-- Records to use start --

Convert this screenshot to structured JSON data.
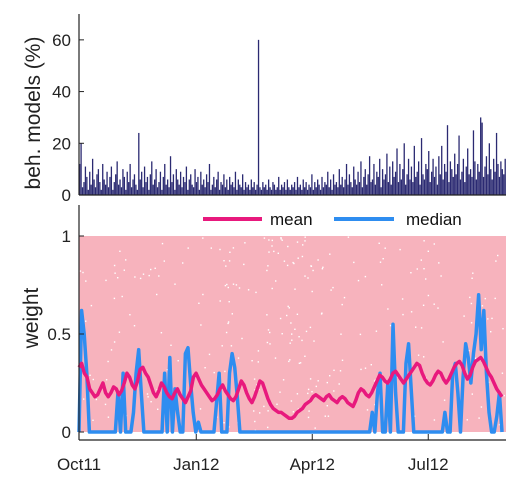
{
  "chart_data": [
    {
      "type": "bar",
      "ylabel": "beh. models (%)",
      "ylim": [
        0,
        70
      ],
      "yticks": [
        "0",
        "20",
        "40",
        "60"
      ],
      "xlabel": "",
      "color": "#2b2a72",
      "grid": false,
      "series": [
        {
          "x_start": "2011-10-01",
          "x_end": "2012-08-31",
          "values": [
            12,
            20,
            3,
            5,
            11,
            7,
            2,
            9,
            4,
            14,
            6,
            3,
            8,
            10,
            5,
            2,
            12,
            6,
            4,
            9,
            3,
            7,
            11,
            2,
            5,
            8,
            13,
            4,
            6,
            3,
            10,
            7,
            2,
            9,
            5,
            12,
            3,
            6,
            8,
            4,
            2,
            24,
            6,
            9,
            3,
            11,
            5,
            7,
            2,
            8,
            13,
            4,
            6,
            10,
            3,
            5,
            9,
            2,
            7,
            12,
            4,
            6,
            3,
            15,
            5,
            8,
            2,
            10,
            6,
            4,
            9,
            3,
            7,
            5,
            11,
            2,
            6,
            8,
            4,
            3,
            10,
            5,
            7,
            2,
            9,
            4,
            6,
            3,
            8,
            5,
            12,
            2,
            4,
            7,
            3,
            6,
            9,
            2,
            5,
            4,
            8,
            3,
            6,
            2,
            7,
            4,
            5,
            3,
            9,
            2,
            6,
            4,
            3,
            8,
            2,
            5,
            3,
            4,
            2,
            6,
            3,
            5,
            2,
            4,
            60,
            3,
            2,
            5,
            3,
            4,
            2,
            6,
            3,
            2,
            5,
            4,
            2,
            3,
            7,
            2,
            4,
            3,
            5,
            2,
            6,
            3,
            2,
            4,
            3,
            5,
            2,
            7,
            3,
            4,
            2,
            6,
            3,
            5,
            2,
            4,
            3,
            8,
            2,
            5,
            3,
            6,
            4,
            2,
            7,
            3,
            5,
            4,
            9,
            3,
            6,
            2,
            8,
            4,
            5,
            3,
            10,
            4,
            7,
            3,
            6,
            12,
            4,
            8,
            5,
            3,
            11,
            6,
            4,
            9,
            5,
            13,
            3,
            7,
            10,
            4,
            8,
            15,
            5,
            6,
            12,
            4,
            9,
            7,
            14,
            3,
            10,
            6,
            8,
            16,
            5,
            11,
            4,
            13,
            7,
            9,
            18,
            5,
            12,
            6,
            10,
            20,
            4,
            8,
            14,
            6,
            11,
            5,
            19,
            7,
            9,
            13,
            4,
            22,
            8,
            6,
            12,
            10,
            17,
            5,
            9,
            14,
            7,
            11,
            4,
            15,
            8,
            19,
            6,
            12,
            9,
            27,
            5,
            13,
            10,
            7,
            16,
            8,
            12,
            23,
            6,
            9,
            14,
            5,
            11,
            18,
            8,
            10,
            7,
            25,
            13,
            6,
            12,
            9,
            30,
            28,
            7,
            11,
            15,
            8,
            20,
            10,
            6,
            14,
            9,
            24,
            12,
            7,
            13,
            10,
            8,
            14
          ]
        }
      ]
    },
    {
      "type": "line",
      "ylabel": "weight",
      "ylim": [
        0,
        1
      ],
      "yticks": [
        "0",
        "0.5",
        "1"
      ],
      "x_start": "2011-10-01",
      "x_end": "2012-08-31",
      "xticks": [
        {
          "date": "2011-10-01",
          "label": "Oct11"
        },
        {
          "date": "2012-01-01",
          "label": "Jan12"
        },
        {
          "date": "2012-04-01",
          "label": "Apr12"
        },
        {
          "date": "2012-07-01",
          "label": "Jul12"
        }
      ],
      "legend_position": "top",
      "background_scatter_color": "#f7b3bd",
      "grid": false,
      "series": [
        {
          "name": "mean",
          "color": "#e8197d",
          "values": [
            0.33,
            0.35,
            0.3,
            0.28,
            0.22,
            0.2,
            0.18,
            0.19,
            0.22,
            0.25,
            0.2,
            0.18,
            0.2,
            0.23,
            0.22,
            0.19,
            0.21,
            0.25,
            0.3,
            0.28,
            0.24,
            0.22,
            0.26,
            0.32,
            0.33,
            0.3,
            0.28,
            0.24,
            0.2,
            0.18,
            0.21,
            0.25,
            0.23,
            0.2,
            0.18,
            0.17,
            0.2,
            0.22,
            0.19,
            0.17,
            0.15,
            0.18,
            0.21,
            0.28,
            0.3,
            0.27,
            0.24,
            0.22,
            0.2,
            0.18,
            0.16,
            0.17,
            0.19,
            0.22,
            0.24,
            0.21,
            0.19,
            0.17,
            0.16,
            0.18,
            0.22,
            0.26,
            0.24,
            0.2,
            0.17,
            0.15,
            0.18,
            0.22,
            0.26,
            0.25,
            0.21,
            0.17,
            0.14,
            0.12,
            0.11,
            0.1,
            0.1,
            0.09,
            0.08,
            0.07,
            0.07,
            0.08,
            0.1,
            0.11,
            0.12,
            0.14,
            0.15,
            0.16,
            0.18,
            0.19,
            0.18,
            0.17,
            0.16,
            0.18,
            0.19,
            0.17,
            0.16,
            0.15,
            0.17,
            0.18,
            0.17,
            0.15,
            0.14,
            0.13,
            0.16,
            0.2,
            0.22,
            0.21,
            0.19,
            0.18,
            0.2,
            0.23,
            0.26,
            0.29,
            0.28,
            0.26,
            0.25,
            0.27,
            0.3,
            0.31,
            0.29,
            0.27,
            0.25,
            0.27,
            0.29,
            0.31,
            0.33,
            0.35,
            0.34,
            0.3,
            0.27,
            0.25,
            0.24,
            0.26,
            0.29,
            0.31,
            0.3,
            0.27,
            0.25,
            0.27,
            0.3,
            0.33,
            0.35,
            0.36,
            0.34,
            0.3,
            0.27,
            0.29,
            0.33,
            0.36,
            0.37,
            0.38,
            0.36,
            0.33,
            0.3,
            0.28,
            0.25,
            0.22,
            0.2,
            0.18
          ]
        },
        {
          "name": "median",
          "color": "#2e8df0",
          "values": [
            0.0,
            0.62,
            0.5,
            0.3,
            0.0,
            0.0,
            0.0,
            0.0,
            0.0,
            0.0,
            0.0,
            0.0,
            0.0,
            0.0,
            0.0,
            0.2,
            0.0,
            0.3,
            0.0,
            0.0,
            0.0,
            0.1,
            0.3,
            0.42,
            0.2,
            0.0,
            0.0,
            0.0,
            0.0,
            0.0,
            0.0,
            0.0,
            0.0,
            0.3,
            0.0,
            0.38,
            0.0,
            0.22,
            0.1,
            0.0,
            0.0,
            0.4,
            0.43,
            0.25,
            0.1,
            0.0,
            0.05,
            0.0,
            0.0,
            0.0,
            0.0,
            0.0,
            0.0,
            0.15,
            0.3,
            0.0,
            0.0,
            0.0,
            0.3,
            0.4,
            0.33,
            0.18,
            0.0,
            0.0,
            0.0,
            0.0,
            0.0,
            0.0,
            0.0,
            0.0,
            0.0,
            0.0,
            0.0,
            0.0,
            0.0,
            0.0,
            0.0,
            0.0,
            0.0,
            0.0,
            0.0,
            0.0,
            0.0,
            0.0,
            0.0,
            0.0,
            0.0,
            0.0,
            0.0,
            0.0,
            0.0,
            0.0,
            0.0,
            0.0,
            0.0,
            0.0,
            0.0,
            0.0,
            0.0,
            0.0,
            0.0,
            0.0,
            0.0,
            0.0,
            0.0,
            0.0,
            0.0,
            0.0,
            0.0,
            0.0,
            0.0,
            0.0,
            0.0,
            0.1,
            0.0,
            0.2,
            0.3,
            0.0,
            0.0,
            0.25,
            0.0,
            0.55,
            0.2,
            0.0,
            0.0,
            0.0,
            0.35,
            0.45,
            0.22,
            0.0,
            0.0,
            0.0,
            0.0,
            0.0,
            0.0,
            0.0,
            0.0,
            0.0,
            0.0,
            0.0,
            0.0,
            0.1,
            0.0,
            0.0,
            0.3,
            0.35,
            0.2,
            0.0,
            0.28,
            0.45,
            0.38,
            0.25,
            0.4,
            0.5,
            0.7,
            0.42,
            0.62,
            0.3,
            0.1,
            0.0,
            0.0,
            0.08,
            0.2,
            0.0
          ]
        }
      ]
    }
  ]
}
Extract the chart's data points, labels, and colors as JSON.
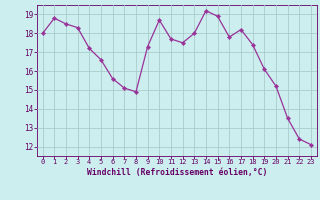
{
  "x": [
    0,
    1,
    2,
    3,
    4,
    5,
    6,
    7,
    8,
    9,
    10,
    11,
    12,
    13,
    14,
    15,
    16,
    17,
    18,
    19,
    20,
    21,
    22,
    23
  ],
  "y": [
    18.0,
    18.8,
    18.5,
    18.3,
    17.2,
    16.6,
    15.6,
    15.1,
    14.9,
    17.3,
    18.7,
    17.7,
    17.5,
    18.0,
    19.2,
    18.9,
    17.8,
    18.2,
    17.4,
    16.1,
    15.2,
    13.5,
    12.4,
    12.1
  ],
  "line_color": "#993399",
  "marker_color": "#993399",
  "bg_color": "#cceeee",
  "grid_color": "#aacccc",
  "xlabel": "Windchill (Refroidissement éolien,°C)",
  "xlabel_color": "#660066",
  "tick_color": "#660066",
  "ylim": [
    11.5,
    19.5
  ],
  "xlim": [
    -0.5,
    23.5
  ],
  "yticks": [
    12,
    13,
    14,
    15,
    16,
    17,
    18,
    19
  ],
  "xticks": [
    0,
    1,
    2,
    3,
    4,
    5,
    6,
    7,
    8,
    9,
    10,
    11,
    12,
    13,
    14,
    15,
    16,
    17,
    18,
    19,
    20,
    21,
    22,
    23
  ]
}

-- Records to use end --

▶ _Task to carry out_
Identify every line holding the word "date" and copy it out.

▶ _Correct result_
          "date": "2011-10-01",
          "date": "2012-01-01",
          "date": "2012-04-01",
          "date": "2012-07-01",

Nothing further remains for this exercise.